Data section >>
# # # # #

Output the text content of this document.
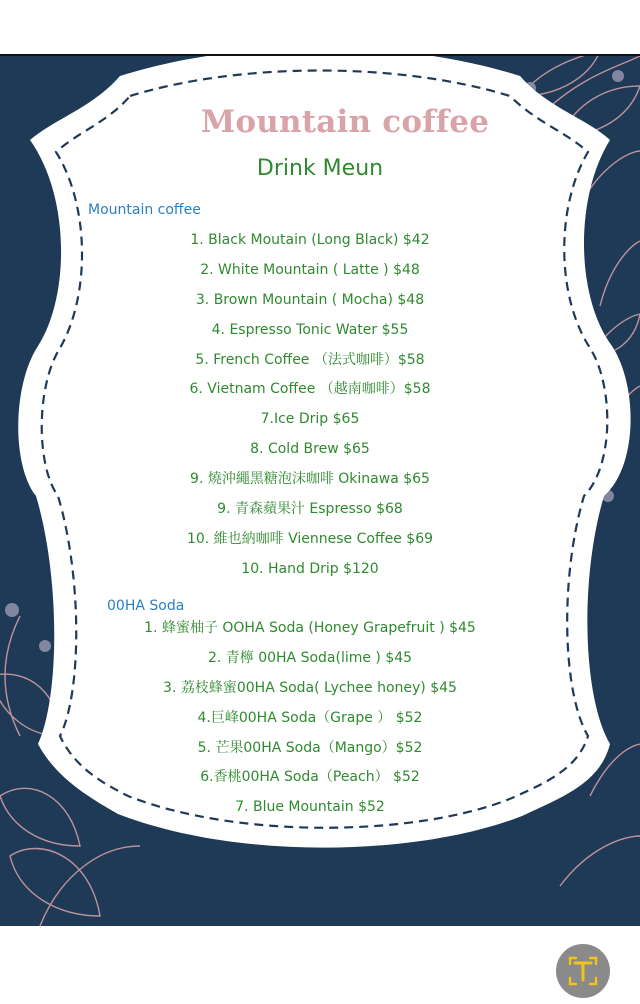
Mountain coffee
Drink Meun
Mountain coffee
1. Black Moutain (Long Black) $42
2. White Mountain ( Latte ) $48
3. Brown Mountain ( Mocha) $48
4. Espresso Tonic Water $55
5. French Coffee （法式咖啡）$58
6. Vietnam Coffee （越南咖啡）$58
7.Ice Drip $65
8. Cold Brew $65
9. 燒沖繩黑糖泡沫咖啡 Okinawa $65
9. 青森蘋果汁 Espresso $68
10. 維也納咖啡 Viennese Coffee $69
10. Hand Drip $120
00HA Soda
1. 蜂蜜柚子 OOHA Soda (Honey Grapefruit ) $45
2. 青檸 00HA Soda(lime ) $45
3. 荔枝蜂蜜00HA Soda( Lychee honey) $45
4.巨峰00HA Soda（Grape ） $52
5. 芒果00HA Soda（Mango）$52
6.香桃00HA Soda（Peach） $52
7. Blue Mountain $52
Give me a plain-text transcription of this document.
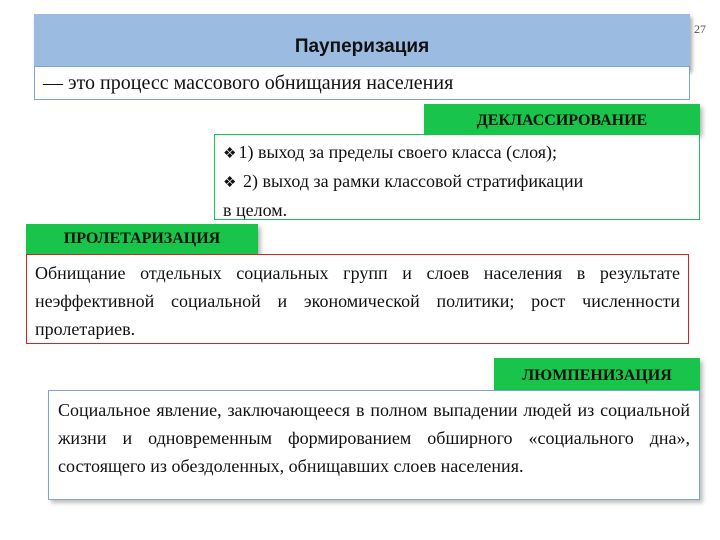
27
Пауперизация
— это процесс массового обнищания населения
ДЕКЛАССИРОВАНИЕ
❖ 1) выход за пределы своего класса (слоя);
❖ 2) выход за рамки классовой стратификации
в целом.
ПРОЛЕТАРИЗАЦИЯ
Обнищание отдельных социальных групп и слоев населения в результате неэффективной социальной и экономической политики; рост численности пролетариев.
ЛЮМПЕНИЗАЦИЯ
Социальное явление, заключающееся в полном выпадении людей из социальной жизни и одновременным формированием обширного «социального дна», состоящего из обездоленных, обнищавших слоев населения.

# # # # #

What is needed >> Except for the pictures, copy every line of the records above exactly.

Problem solution >>
Output the text content of this document.
Mountain coffee
Drink Meun
Mountain coffee
1. Black Moutain (Long Black) $42
2. White Mountain ( Latte ) $48
3. Brown Mountain ( Mocha) $48
4. Espresso Tonic Water $55
5. French Coffee （法式咖啡）$58
6. Vietnam Coffee （越南咖啡）$58
7.Ice Drip $65
8. Cold Brew $65
9. 燒沖繩黑糖泡沫咖啡 Okinawa $65
9. 青森蘋果汁 Espresso $68
10. 維也納咖啡 Viennese Coffee $69
10. Hand Drip $120
00HA Soda
1. 蜂蜜柚子 OOHA Soda (Honey Grapefruit ) $45
2. 青檸 00HA Soda(lime ) $45
3. 荔枝蜂蜜00HA Soda( Lychee honey) $45
4.巨峰00HA Soda（Grape ） $52
5. 芒果00HA Soda（Mango）$52
6.香桃00HA Soda（Peach） $52
7. Blue Mountain $52
Give me a plain-text transcription of this document.
27
Пауперизация
— это процесс массового обнищания населения
ДЕКЛАССИРОВАНИЕ
❖ 1) выход за пределы своего класса (слоя);
❖ 2) выход за рамки классовой стратификации
в целом.
ПРОЛЕТАРИЗАЦИЯ
Обнищание отдельных социальных групп и слоев населения в результате неэффективной социальной и экономической политики; рост численности пролетариев.
ЛЮМПЕНИЗАЦИЯ
Социальное явление, заключающееся в полном выпадении людей из социальной жизни и одновременным формированием обширного «социального дна», состоящего из обездоленных, обнищавших слоев населения.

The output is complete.